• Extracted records

— START —

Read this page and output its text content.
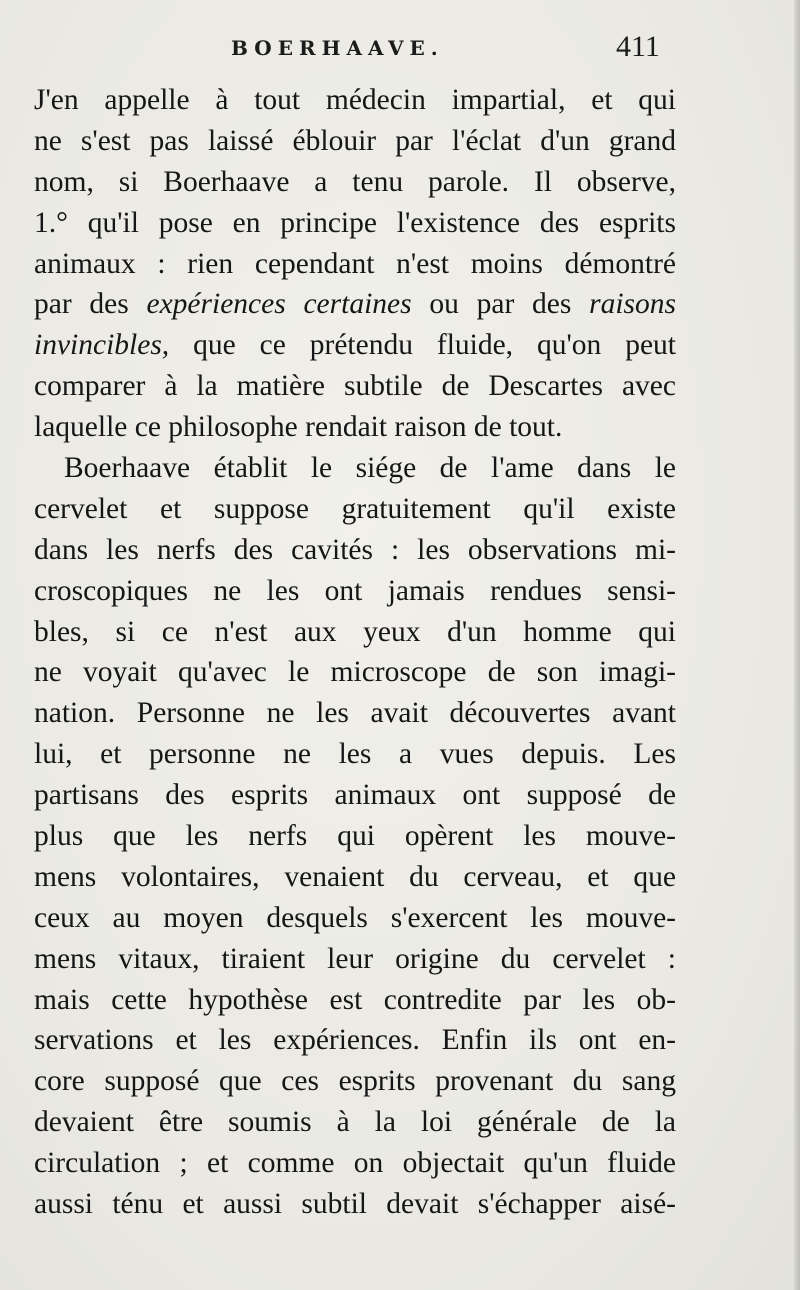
BOERHAAVE.	411
J'en appelle à tout médecin impartial, et qui
ne s'est pas laissé éblouir par l'éclat d'un grand
nom, si Boerhaave a tenu parole. Il observe,
1.° qu'il pose en principe l'existence des esprits
animaux : rien cependant n'est moins démontré
par des expériences certaines ou par des raisons
invincibles, que ce prétendu fluide, qu'on peut
comparer à la matière subtile de Descartes avec
laquelle ce philosophe rendait raison de tout.
Boerhaave établit le siége de l'ame dans le
cervelet et suppose gratuitement qu'il existe
dans les nerfs des cavités : les observations mi-
croscopiques ne les ont jamais rendues sensi-
bles, si ce n'est aux yeux d'un homme qui
ne voyait qu'avec le microscope de son imagi-
nation. Personne ne les avait découvertes avant
lui, et personne ne les a vues depuis. Les
partisans des esprits animaux ont supposé de
plus que les nerfs qui opèrent les mouve-
mens volontaires, venaient du cerveau, et que
ceux au moyen desquels s'exercent les mouve-
mens vitaux, tiraient leur origine du cervelet :
mais cette hypothèse est contredite par les ob-
servations et les expériences. Enfin ils ont en-
core supposé que ces esprits provenant du sang
devaient être soumis à la loi générale de la
circulation ; et comme on objectait qu'un fluide
aussi ténu et aussi subtil devait s'échapper aisé-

— END —

• EXERCISE
Omit the images and transcribe all of the records above word for word.

• SOLUTION TO THIS PROBLEM
Read this page and output its text content.
BOERHAAVE.	411
J'en appelle à tout médecin impartial, et qui
ne s'est pas laissé éblouir par l'éclat d'un grand
nom, si Boerhaave a tenu parole. Il observe,
1.° qu'il pose en principe l'existence des esprits
animaux : rien cependant n'est moins démontré
par des expériences certaines ou par des raisons
invincibles, que ce prétendu fluide, qu'on peut
comparer à la matière subtile de Descartes avec
laquelle ce philosophe rendait raison de tout.
Boerhaave établit le siége de l'ame dans le
cervelet et suppose gratuitement qu'il existe
dans les nerfs des cavités : les observations mi-
croscopiques ne les ont jamais rendues sensi-
bles, si ce n'est aux yeux d'un homme qui
ne voyait qu'avec le microscope de son imagi-
nation. Personne ne les avait découvertes avant
lui, et personne ne les a vues depuis. Les
partisans des esprits animaux ont supposé de
plus que les nerfs qui opèrent les mouve-
mens volontaires, venaient du cerveau, et que
ceux au moyen desquels s'exercent les mouve-
mens vitaux, tiraient leur origine du cervelet :
mais cette hypothèse est contredite par les ob-
servations et les expériences. Enfin ils ont en-
core supposé que ces esprits provenant du sang
devaient être soumis à la loi générale de la
circulation ; et comme on objectait qu'un fluide
aussi ténu et aussi subtil devait s'échapper aisé-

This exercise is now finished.